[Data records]
※ ※ ※
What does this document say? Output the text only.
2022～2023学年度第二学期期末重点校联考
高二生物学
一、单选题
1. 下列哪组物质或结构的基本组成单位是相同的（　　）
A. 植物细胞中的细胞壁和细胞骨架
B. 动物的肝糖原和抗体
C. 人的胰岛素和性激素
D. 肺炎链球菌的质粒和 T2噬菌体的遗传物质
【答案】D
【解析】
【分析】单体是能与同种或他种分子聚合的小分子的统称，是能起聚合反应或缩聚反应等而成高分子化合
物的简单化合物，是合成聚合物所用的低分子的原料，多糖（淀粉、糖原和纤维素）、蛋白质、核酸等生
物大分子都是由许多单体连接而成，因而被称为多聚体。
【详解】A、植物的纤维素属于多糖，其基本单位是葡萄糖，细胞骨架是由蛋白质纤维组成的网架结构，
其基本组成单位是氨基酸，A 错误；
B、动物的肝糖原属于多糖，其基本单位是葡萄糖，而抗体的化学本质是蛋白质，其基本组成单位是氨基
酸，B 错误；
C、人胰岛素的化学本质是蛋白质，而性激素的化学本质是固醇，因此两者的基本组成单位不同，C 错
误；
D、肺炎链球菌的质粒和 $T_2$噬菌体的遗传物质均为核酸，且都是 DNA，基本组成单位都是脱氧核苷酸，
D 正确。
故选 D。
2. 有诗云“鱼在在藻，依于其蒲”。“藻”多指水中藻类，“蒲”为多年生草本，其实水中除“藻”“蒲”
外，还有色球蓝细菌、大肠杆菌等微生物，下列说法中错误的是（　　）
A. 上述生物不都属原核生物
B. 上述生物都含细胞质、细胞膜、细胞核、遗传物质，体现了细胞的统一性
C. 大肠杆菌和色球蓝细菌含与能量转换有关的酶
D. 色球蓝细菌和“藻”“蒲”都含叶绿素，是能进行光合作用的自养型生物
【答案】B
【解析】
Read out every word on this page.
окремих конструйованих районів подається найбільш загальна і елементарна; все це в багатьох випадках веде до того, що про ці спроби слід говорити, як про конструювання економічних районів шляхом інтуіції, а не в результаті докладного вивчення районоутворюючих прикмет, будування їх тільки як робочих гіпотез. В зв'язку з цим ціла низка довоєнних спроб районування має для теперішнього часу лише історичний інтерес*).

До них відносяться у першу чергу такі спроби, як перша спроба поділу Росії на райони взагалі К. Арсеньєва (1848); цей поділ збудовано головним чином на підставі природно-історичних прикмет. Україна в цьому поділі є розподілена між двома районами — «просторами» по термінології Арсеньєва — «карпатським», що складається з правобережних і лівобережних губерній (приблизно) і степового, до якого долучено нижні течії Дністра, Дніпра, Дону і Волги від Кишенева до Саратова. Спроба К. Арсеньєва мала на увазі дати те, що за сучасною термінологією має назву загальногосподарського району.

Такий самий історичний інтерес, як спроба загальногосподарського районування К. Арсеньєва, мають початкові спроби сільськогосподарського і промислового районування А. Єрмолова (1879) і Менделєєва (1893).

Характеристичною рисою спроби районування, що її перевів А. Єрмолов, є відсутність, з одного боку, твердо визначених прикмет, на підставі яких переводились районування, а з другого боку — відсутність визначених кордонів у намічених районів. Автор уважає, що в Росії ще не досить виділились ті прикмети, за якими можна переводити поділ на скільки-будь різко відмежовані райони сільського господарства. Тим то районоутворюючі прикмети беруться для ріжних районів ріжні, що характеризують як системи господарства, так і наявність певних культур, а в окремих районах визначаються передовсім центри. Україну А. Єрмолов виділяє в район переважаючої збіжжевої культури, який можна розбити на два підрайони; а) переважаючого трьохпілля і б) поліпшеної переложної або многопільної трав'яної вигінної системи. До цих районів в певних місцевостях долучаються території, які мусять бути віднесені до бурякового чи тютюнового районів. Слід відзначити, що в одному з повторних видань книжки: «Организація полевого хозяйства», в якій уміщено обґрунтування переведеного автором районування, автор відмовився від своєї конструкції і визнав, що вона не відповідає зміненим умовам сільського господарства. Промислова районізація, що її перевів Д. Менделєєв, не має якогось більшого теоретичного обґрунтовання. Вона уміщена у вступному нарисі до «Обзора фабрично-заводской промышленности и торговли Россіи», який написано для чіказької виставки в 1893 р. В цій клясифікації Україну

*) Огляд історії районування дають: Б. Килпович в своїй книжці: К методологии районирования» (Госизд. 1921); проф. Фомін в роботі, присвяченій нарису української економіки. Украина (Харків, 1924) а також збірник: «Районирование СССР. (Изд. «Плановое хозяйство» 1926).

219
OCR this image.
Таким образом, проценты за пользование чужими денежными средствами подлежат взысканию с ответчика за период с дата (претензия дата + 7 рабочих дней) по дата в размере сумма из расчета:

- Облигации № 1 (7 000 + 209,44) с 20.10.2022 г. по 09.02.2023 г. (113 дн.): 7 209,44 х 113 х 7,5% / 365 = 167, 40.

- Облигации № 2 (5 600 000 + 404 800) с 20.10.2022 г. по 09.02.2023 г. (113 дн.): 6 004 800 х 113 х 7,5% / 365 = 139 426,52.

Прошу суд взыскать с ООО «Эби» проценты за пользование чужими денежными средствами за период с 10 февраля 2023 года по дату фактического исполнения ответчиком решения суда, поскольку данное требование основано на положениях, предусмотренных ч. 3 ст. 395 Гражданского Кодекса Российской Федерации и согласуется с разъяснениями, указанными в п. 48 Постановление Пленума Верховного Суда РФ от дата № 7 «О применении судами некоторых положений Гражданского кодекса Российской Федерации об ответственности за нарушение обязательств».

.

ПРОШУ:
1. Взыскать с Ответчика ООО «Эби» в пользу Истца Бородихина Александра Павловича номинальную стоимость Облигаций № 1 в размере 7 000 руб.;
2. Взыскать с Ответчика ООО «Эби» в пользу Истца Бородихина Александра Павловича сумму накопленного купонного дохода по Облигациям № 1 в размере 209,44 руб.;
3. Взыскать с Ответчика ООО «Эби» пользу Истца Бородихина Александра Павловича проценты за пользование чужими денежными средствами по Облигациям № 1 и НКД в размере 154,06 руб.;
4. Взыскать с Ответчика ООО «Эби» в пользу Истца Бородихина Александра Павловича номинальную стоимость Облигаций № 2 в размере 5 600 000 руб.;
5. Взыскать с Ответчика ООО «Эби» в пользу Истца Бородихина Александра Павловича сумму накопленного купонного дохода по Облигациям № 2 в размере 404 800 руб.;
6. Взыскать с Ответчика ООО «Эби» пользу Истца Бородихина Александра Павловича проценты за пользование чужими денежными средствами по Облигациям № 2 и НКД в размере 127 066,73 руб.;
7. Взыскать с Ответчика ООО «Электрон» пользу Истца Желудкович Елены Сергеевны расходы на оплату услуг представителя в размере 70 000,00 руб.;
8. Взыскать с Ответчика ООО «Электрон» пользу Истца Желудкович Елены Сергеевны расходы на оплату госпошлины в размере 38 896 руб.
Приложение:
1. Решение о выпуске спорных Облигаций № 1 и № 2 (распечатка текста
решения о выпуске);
※ ※ ※
** Job **
Using the records above, gather all lines where the string "Электрон" is present.

** The response **
7. Взыскать с Ответчика ООО «Электрон» пользу Истца Желудкович Елены Сергеевны расходы на оплату услуг представителя в размере 70 000,00 руб.;
8. Взыскать с Ответчика ООО «Электрон» пользу Истца Желудкович Елены Сергеевны расходы на оплату госпошлины в размере 38 896 руб.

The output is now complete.